--- start of Task input ---

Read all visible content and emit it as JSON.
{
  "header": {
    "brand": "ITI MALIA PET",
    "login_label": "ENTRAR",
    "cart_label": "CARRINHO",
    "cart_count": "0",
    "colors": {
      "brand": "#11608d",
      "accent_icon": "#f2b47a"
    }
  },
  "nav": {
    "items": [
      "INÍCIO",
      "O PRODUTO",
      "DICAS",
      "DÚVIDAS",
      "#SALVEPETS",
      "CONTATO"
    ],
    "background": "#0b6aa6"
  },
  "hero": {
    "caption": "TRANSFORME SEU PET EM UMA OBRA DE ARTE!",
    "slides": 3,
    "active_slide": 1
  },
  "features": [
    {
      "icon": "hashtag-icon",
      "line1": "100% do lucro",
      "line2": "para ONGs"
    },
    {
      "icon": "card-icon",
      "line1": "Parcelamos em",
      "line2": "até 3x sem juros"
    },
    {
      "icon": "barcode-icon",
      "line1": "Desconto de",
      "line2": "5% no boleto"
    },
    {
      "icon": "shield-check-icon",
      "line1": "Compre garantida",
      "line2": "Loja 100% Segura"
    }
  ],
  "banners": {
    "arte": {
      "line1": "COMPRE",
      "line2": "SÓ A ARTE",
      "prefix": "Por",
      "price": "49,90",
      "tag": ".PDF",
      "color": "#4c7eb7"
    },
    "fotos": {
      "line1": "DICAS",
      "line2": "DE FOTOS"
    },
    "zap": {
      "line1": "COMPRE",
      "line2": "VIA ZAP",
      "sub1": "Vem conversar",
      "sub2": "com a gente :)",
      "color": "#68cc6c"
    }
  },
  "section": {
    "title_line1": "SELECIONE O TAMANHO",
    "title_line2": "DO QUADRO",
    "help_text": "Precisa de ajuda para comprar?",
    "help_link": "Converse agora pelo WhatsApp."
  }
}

--- end of Task input ---

Goal:
Quote the data in full, keeping each word unchanged.

Written solution:
Read all visible content and emit it as JSON.
{
  "header": {
    "brand": "ITI MALIA PET",
    "login_label": "ENTRAR",
    "cart_label": "CARRINHO",
    "cart_count": "0",
    "colors": {
      "brand": "#11608d",
      "accent_icon": "#f2b47a"
    }
  },
  "nav": {
    "items": [
      "INÍCIO",
      "O PRODUTO",
      "DICAS",
      "DÚVIDAS",
      "#SALVEPETS",
      "CONTATO"
    ],
    "background": "#0b6aa6"
  },
  "hero": {
    "caption": "TRANSFORME SEU PET EM UMA OBRA DE ARTE!",
    "slides": 3,
    "active_slide": 1
  },
  "features": [
    {
      "icon": "hashtag-icon",
      "line1": "100% do lucro",
      "line2": "para ONGs"
    },
    {
      "icon": "card-icon",
      "line1": "Parcelamos em",
      "line2": "até 3x sem juros"
    },
    {
      "icon": "barcode-icon",
      "line1": "Desconto de",
      "line2": "5% no boleto"
    },
    {
      "icon": "shield-check-icon",
      "line1": "Compre garantida",
      "line2": "Loja 100% Segura"
    }
  ],
  "banners": {
    "arte": {
      "line1": "COMPRE",
      "line2": "SÓ A ARTE",
      "prefix": "Por",
      "price": "49,90",
      "tag": ".PDF",
      "color": "#4c7eb7"
    },
    "fotos": {
      "line1": "DICAS",
      "line2": "DE FOTOS"
    },
    "zap": {
      "line1": "COMPRE",
      "line2": "VIA ZAP",
      "sub1": "Vem conversar",
      "sub2": "com a gente :)",
      "color": "#68cc6c"
    }
  },
  "section": {
    "title_line1": "SELECIONE O TAMANHO",
    "title_line2": "DO QUADRO",
    "help_text": "Precisa de ajuda para comprar?",
    "help_link": "Converse agora pelo WhatsApp."
  }
}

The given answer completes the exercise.